**** Supplied records ****

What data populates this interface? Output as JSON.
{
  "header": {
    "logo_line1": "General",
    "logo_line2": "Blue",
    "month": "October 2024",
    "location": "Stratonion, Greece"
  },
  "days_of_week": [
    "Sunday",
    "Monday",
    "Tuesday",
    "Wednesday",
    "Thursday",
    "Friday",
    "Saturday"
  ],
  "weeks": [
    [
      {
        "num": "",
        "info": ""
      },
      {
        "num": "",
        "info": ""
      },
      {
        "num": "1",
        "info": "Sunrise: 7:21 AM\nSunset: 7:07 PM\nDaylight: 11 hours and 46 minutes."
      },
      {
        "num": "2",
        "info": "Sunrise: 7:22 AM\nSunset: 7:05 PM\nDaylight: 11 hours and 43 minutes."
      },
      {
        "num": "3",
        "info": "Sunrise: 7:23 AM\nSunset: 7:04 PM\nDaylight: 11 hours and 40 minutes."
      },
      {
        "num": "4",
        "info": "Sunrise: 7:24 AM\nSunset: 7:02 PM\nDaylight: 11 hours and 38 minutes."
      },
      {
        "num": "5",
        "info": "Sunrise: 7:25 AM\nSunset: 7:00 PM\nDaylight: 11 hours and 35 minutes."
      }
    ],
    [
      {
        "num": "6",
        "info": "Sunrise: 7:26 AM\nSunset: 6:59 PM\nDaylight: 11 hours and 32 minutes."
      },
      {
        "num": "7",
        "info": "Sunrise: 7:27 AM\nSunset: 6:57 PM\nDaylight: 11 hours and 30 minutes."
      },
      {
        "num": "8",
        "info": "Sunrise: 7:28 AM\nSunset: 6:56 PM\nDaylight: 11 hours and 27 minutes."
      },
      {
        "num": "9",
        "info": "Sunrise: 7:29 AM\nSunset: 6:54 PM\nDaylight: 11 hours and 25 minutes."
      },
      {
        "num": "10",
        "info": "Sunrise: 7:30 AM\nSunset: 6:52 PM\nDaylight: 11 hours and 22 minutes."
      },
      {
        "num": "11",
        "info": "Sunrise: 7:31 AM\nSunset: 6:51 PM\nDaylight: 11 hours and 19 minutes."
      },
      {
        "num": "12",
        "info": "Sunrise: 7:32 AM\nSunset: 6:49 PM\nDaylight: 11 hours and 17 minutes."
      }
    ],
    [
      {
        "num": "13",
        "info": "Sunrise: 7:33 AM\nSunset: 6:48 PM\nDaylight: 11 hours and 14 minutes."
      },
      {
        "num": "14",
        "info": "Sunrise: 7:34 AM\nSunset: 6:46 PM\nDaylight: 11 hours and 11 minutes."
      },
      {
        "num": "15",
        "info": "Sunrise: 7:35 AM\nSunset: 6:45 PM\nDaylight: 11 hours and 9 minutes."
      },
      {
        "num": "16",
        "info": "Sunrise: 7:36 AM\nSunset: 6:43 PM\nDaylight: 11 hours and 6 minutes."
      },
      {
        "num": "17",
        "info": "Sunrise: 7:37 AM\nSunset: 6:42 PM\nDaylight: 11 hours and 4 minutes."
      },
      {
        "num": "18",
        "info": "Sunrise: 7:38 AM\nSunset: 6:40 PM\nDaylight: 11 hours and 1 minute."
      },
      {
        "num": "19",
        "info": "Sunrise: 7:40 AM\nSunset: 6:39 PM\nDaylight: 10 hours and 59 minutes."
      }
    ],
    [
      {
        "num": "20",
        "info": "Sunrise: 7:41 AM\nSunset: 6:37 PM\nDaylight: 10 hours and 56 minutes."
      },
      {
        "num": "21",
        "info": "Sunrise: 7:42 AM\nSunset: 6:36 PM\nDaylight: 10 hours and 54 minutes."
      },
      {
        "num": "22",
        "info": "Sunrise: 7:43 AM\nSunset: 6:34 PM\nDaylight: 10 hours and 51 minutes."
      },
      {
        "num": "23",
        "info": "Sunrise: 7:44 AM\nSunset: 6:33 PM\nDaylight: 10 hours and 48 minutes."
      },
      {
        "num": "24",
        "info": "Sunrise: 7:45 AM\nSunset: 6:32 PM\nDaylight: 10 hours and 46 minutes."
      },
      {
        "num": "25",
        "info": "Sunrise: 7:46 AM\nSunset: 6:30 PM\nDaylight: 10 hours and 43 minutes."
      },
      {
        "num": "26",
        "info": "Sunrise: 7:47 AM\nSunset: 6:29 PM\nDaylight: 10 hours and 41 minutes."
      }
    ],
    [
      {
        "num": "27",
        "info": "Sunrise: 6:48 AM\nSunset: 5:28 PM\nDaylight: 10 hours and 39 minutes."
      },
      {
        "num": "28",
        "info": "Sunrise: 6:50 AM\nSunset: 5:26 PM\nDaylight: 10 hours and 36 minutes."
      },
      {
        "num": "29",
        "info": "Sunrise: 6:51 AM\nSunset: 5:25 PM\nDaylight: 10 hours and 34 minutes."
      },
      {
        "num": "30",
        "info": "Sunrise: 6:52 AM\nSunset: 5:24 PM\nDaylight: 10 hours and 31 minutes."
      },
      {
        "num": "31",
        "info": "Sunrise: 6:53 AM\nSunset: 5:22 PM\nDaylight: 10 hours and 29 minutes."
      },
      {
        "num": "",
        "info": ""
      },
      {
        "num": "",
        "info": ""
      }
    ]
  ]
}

****

Exercise - Word for word, restate all of the data shown above.

Correct response -
What data populates this interface? Output as JSON.
{
  "header": {
    "logo_line1": "General",
    "logo_line2": "Blue",
    "month": "October 2024",
    "location": "Stratonion, Greece"
  },
  "days_of_week": [
    "Sunday",
    "Monday",
    "Tuesday",
    "Wednesday",
    "Thursday",
    "Friday",
    "Saturday"
  ],
  "weeks": [
    [
      {
        "num": "",
        "info": ""
      },
      {
        "num": "",
        "info": ""
      },
      {
        "num": "1",
        "info": "Sunrise: 7:21 AM\nSunset: 7:07 PM\nDaylight: 11 hours and 46 minutes."
      },
      {
        "num": "2",
        "info": "Sunrise: 7:22 AM\nSunset: 7:05 PM\nDaylight: 11 hours and 43 minutes."
      },
      {
        "num": "3",
        "info": "Sunrise: 7:23 AM\nSunset: 7:04 PM\nDaylight: 11 hours and 40 minutes."
      },
      {
        "num": "4",
        "info": "Sunrise: 7:24 AM\nSunset: 7:02 PM\nDaylight: 11 hours and 38 minutes."
      },
      {
        "num": "5",
        "info": "Sunrise: 7:25 AM\nSunset: 7:00 PM\nDaylight: 11 hours and 35 minutes."
      }
    ],
    [
      {
        "num": "6",
        "info": "Sunrise: 7:26 AM\nSunset: 6:59 PM\nDaylight: 11 hours and 32 minutes."
      },
      {
        "num": "7",
        "info": "Sunrise: 7:27 AM\nSunset: 6:57 PM\nDaylight: 11 hours and 30 minutes."
      },
      {
        "num": "8",
        "info": "Sunrise: 7:28 AM\nSunset: 6:56 PM\nDaylight: 11 hours and 27 minutes."
      },
      {
        "num": "9",
        "info": "Sunrise: 7:29 AM\nSunset: 6:54 PM\nDaylight: 11 hours and 25 minutes."
      },
      {
        "num": "10",
        "info": "Sunrise: 7:30 AM\nSunset: 6:52 PM\nDaylight: 11 hours and 22 minutes."
      },
      {
        "num": "11",
        "info": "Sunrise: 7:31 AM\nSunset: 6:51 PM\nDaylight: 11 hours and 19 minutes."
      },
      {
        "num": "12",
        "info": "Sunrise: 7:32 AM\nSunset: 6:49 PM\nDaylight: 11 hours and 17 minutes."
      }
    ],
    [
      {
        "num": "13",
        "info": "Sunrise: 7:33 AM\nSunset: 6:48 PM\nDaylight: 11 hours and 14 minutes."
      },
      {
        "num": "14",
        "info": "Sunrise: 7:34 AM\nSunset: 6:46 PM\nDaylight: 11 hours and 11 minutes."
      },
      {
        "num": "15",
        "info": "Sunrise: 7:35 AM\nSunset: 6:45 PM\nDaylight: 11 hours and 9 minutes."
      },
      {
        "num": "16",
        "info": "Sunrise: 7:36 AM\nSunset: 6:43 PM\nDaylight: 11 hours and 6 minutes."
      },
      {
        "num": "17",
        "info": "Sunrise: 7:37 AM\nSunset: 6:42 PM\nDaylight: 11 hours and 4 minutes."
      },
      {
        "num": "18",
        "info": "Sunrise: 7:38 AM\nSunset: 6:40 PM\nDaylight: 11 hours and 1 minute."
      },
      {
        "num": "19",
        "info": "Sunrise: 7:40 AM\nSunset: 6:39 PM\nDaylight: 10 hours and 59 minutes."
      }
    ],
    [
      {
        "num": "20",
        "info": "Sunrise: 7:41 AM\nSunset: 6:37 PM\nDaylight: 10 hours and 56 minutes."
      },
      {
        "num": "21",
        "info": "Sunrise: 7:42 AM\nSunset: 6:36 PM\nDaylight: 10 hours and 54 minutes."
      },
      {
        "num": "22",
        "info": "Sunrise: 7:43 AM\nSunset: 6:34 PM\nDaylight: 10 hours and 51 minutes."
      },
      {
        "num": "23",
        "info": "Sunrise: 7:44 AM\nSunset: 6:33 PM\nDaylight: 10 hours and 48 minutes."
      },
      {
        "num": "24",
        "info": "Sunrise: 7:45 AM\nSunset: 6:32 PM\nDaylight: 10 hours and 46 minutes."
      },
      {
        "num": "25",
        "info": "Sunrise: 7:46 AM\nSunset: 6:30 PM\nDaylight: 10 hours and 43 minutes."
      },
      {
        "num": "26",
        "info": "Sunrise: 7:47 AM\nSunset: 6:29 PM\nDaylight: 10 hours and 41 minutes."
      }
    ],
    [
      {
        "num": "27",
        "info": "Sunrise: 6:48 AM\nSunset: 5:28 PM\nDaylight: 10 hours and 39 minutes."
      },
      {
        "num": "28",
        "info": "Sunrise: 6:50 AM\nSunset: 5:26 PM\nDaylight: 10 hours and 36 minutes."
      },
      {
        "num": "29",
        "info": "Sunrise: 6:51 AM\nSunset: 5:25 PM\nDaylight: 10 hours and 34 minutes."
      },
      {
        "num": "30",
        "info": "Sunrise: 6:52 AM\nSunset: 5:24 PM\nDaylight: 10 hours and 31 minutes."
      },
      {
        "num": "31",
        "info": "Sunrise: 6:53 AM\nSunset: 5:22 PM\nDaylight: 10 hours and 29 minutes."
      },
      {
        "num": "",
        "info": ""
      },
      {
        "num": "",
        "info": ""
      }
    ]
  ]
}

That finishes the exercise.